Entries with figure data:

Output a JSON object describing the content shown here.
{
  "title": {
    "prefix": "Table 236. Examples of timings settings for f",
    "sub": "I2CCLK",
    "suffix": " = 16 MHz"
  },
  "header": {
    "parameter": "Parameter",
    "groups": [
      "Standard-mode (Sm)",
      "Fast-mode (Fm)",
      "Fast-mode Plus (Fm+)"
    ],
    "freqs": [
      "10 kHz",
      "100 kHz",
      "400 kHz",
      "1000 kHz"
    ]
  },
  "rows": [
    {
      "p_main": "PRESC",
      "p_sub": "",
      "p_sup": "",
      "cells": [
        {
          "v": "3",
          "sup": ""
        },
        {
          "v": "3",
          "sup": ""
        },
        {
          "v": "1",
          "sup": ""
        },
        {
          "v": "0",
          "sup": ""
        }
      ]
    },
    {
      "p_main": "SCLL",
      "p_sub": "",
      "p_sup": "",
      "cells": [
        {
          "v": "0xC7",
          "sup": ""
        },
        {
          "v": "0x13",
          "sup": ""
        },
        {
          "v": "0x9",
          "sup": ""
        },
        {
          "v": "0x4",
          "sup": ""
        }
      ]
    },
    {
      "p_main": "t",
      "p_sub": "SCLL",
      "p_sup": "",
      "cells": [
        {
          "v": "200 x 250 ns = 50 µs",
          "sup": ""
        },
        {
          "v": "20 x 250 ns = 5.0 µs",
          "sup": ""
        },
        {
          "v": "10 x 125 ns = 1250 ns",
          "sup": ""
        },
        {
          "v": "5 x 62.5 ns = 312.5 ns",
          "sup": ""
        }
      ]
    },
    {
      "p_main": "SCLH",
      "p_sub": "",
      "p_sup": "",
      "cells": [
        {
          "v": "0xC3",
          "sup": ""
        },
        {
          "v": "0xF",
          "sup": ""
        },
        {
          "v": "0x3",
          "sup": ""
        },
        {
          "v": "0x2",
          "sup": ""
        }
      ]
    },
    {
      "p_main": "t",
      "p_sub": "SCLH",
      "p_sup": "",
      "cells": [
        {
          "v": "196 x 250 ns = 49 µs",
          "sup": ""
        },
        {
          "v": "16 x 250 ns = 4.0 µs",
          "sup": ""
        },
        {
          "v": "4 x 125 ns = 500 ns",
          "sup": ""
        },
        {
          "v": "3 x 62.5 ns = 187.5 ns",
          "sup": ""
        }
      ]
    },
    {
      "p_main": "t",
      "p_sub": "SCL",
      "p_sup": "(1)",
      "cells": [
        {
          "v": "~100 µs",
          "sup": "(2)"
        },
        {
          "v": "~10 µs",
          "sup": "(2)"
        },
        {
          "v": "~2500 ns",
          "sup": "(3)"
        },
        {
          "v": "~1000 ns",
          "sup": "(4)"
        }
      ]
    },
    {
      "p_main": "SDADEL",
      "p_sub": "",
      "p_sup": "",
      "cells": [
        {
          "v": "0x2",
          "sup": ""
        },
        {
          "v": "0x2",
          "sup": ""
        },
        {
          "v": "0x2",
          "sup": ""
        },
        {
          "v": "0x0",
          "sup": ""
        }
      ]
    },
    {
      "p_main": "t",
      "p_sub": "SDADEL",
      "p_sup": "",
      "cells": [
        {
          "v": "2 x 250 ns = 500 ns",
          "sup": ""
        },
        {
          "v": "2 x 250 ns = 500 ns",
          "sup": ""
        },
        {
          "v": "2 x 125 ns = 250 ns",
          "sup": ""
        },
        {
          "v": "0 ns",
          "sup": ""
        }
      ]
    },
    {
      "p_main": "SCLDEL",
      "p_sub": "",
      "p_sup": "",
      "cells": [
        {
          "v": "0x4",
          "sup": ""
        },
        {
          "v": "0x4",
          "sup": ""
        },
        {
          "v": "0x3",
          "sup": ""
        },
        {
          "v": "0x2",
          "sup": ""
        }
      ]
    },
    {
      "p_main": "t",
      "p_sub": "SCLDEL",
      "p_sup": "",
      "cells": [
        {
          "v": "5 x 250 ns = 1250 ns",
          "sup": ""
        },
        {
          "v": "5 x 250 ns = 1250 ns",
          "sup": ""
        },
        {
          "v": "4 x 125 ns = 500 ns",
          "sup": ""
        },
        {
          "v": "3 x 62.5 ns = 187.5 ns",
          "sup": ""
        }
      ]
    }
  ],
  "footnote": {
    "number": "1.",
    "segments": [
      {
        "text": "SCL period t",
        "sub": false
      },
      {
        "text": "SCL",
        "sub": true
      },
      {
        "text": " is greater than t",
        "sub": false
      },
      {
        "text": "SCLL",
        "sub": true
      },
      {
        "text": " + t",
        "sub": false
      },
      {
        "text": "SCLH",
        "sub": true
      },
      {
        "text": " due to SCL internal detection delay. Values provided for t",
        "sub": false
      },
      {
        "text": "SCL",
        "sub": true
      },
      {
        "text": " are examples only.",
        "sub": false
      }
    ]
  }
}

### [Task statement]
Exactly as shown, repeat every record.

### [Result of this task]
Output a JSON object describing the content shown here.
{
  "title": {
    "prefix": "Table 236. Examples of timings settings for f",
    "sub": "I2CCLK",
    "suffix": " = 16 MHz"
  },
  "header": {
    "parameter": "Parameter",
    "groups": [
      "Standard-mode (Sm)",
      "Fast-mode (Fm)",
      "Fast-mode Plus (Fm+)"
    ],
    "freqs": [
      "10 kHz",
      "100 kHz",
      "400 kHz",
      "1000 kHz"
    ]
  },
  "rows": [
    {
      "p_main": "PRESC",
      "p_sub": "",
      "p_sup": "",
      "cells": [
        {
          "v": "3",
          "sup": ""
        },
        {
          "v": "3",
          "sup": ""
        },
        {
          "v": "1",
          "sup": ""
        },
        {
          "v": "0",
          "sup": ""
        }
      ]
    },
    {
      "p_main": "SCLL",
      "p_sub": "",
      "p_sup": "",
      "cells": [
        {
          "v": "0xC7",
          "sup": ""
        },
        {
          "v": "0x13",
          "sup": ""
        },
        {
          "v": "0x9",
          "sup": ""
        },
        {
          "v": "0x4",
          "sup": ""
        }
      ]
    },
    {
      "p_main": "t",
      "p_sub": "SCLL",
      "p_sup": "",
      "cells": [
        {
          "v": "200 x 250 ns = 50 µs",
          "sup": ""
        },
        {
          "v": "20 x 250 ns = 5.0 µs",
          "sup": ""
        },
        {
          "v": "10 x 125 ns = 1250 ns",
          "sup": ""
        },
        {
          "v": "5 x 62.5 ns = 312.5 ns",
          "sup": ""
        }
      ]
    },
    {
      "p_main": "SCLH",
      "p_sub": "",
      "p_sup": "",
      "cells": [
        {
          "v": "0xC3",
          "sup": ""
        },
        {
          "v": "0xF",
          "sup": ""
        },
        {
          "v": "0x3",
          "sup": ""
        },
        {
          "v": "0x2",
          "sup": ""
        }
      ]
    },
    {
      "p_main": "t",
      "p_sub": "SCLH",
      "p_sup": "",
      "cells": [
        {
          "v": "196 x 250 ns = 49 µs",
          "sup": ""
        },
        {
          "v": "16 x 250 ns = 4.0 µs",
          "sup": ""
        },
        {
          "v": "4 x 125 ns = 500 ns",
          "sup": ""
        },
        {
          "v": "3 x 62.5 ns = 187.5 ns",
          "sup": ""
        }
      ]
    },
    {
      "p_main": "t",
      "p_sub": "SCL",
      "p_sup": "(1)",
      "cells": [
        {
          "v": "~100 µs",
          "sup": "(2)"
        },
        {
          "v": "~10 µs",
          "sup": "(2)"
        },
        {
          "v": "~2500 ns",
          "sup": "(3)"
        },
        {
          "v": "~1000 ns",
          "sup": "(4)"
        }
      ]
    },
    {
      "p_main": "SDADEL",
      "p_sub": "",
      "p_sup": "",
      "cells": [
        {
          "v": "0x2",
          "sup": ""
        },
        {
          "v": "0x2",
          "sup": ""
        },
        {
          "v": "0x2",
          "sup": ""
        },
        {
          "v": "0x0",
          "sup": ""
        }
      ]
    },
    {
      "p_main": "t",
      "p_sub": "SDADEL",
      "p_sup": "",
      "cells": [
        {
          "v": "2 x 250 ns = 500 ns",
          "sup": ""
        },
        {
          "v": "2 x 250 ns = 500 ns",
          "sup": ""
        },
        {
          "v": "2 x 125 ns = 250 ns",
          "sup": ""
        },
        {
          "v": "0 ns",
          "sup": ""
        }
      ]
    },
    {
      "p_main": "SCLDEL",
      "p_sub": "",
      "p_sup": "",
      "cells": [
        {
          "v": "0x4",
          "sup": ""
        },
        {
          "v": "0x4",
          "sup": ""
        },
        {
          "v": "0x3",
          "sup": ""
        },
        {
          "v": "0x2",
          "sup": ""
        }
      ]
    },
    {
      "p_main": "t",
      "p_sub": "SCLDEL",
      "p_sup": "",
      "cells": [
        {
          "v": "5 x 250 ns = 1250 ns",
          "sup": ""
        },
        {
          "v": "5 x 250 ns = 1250 ns",
          "sup": ""
        },
        {
          "v": "4 x 125 ns = 500 ns",
          "sup": ""
        },
        {
          "v": "3 x 62.5 ns = 187.5 ns",
          "sup": ""
        }
      ]
    }
  ],
  "footnote": {
    "number": "1.",
    "segments": [
      {
        "text": "SCL period t",
        "sub": false
      },
      {
        "text": "SCL",
        "sub": true
      },
      {
        "text": " is greater than t",
        "sub": false
      },
      {
        "text": "SCLL",
        "sub": true
      },
      {
        "text": " + t",
        "sub": false
      },
      {
        "text": "SCLH",
        "sub": true
      },
      {
        "text": " due to SCL internal detection delay. Values provided for t",
        "sub": false
      },
      {
        "text": "SCL",
        "sub": true
      },
      {
        "text": " are examples only.",
        "sub": false
      }
    ]
  }
}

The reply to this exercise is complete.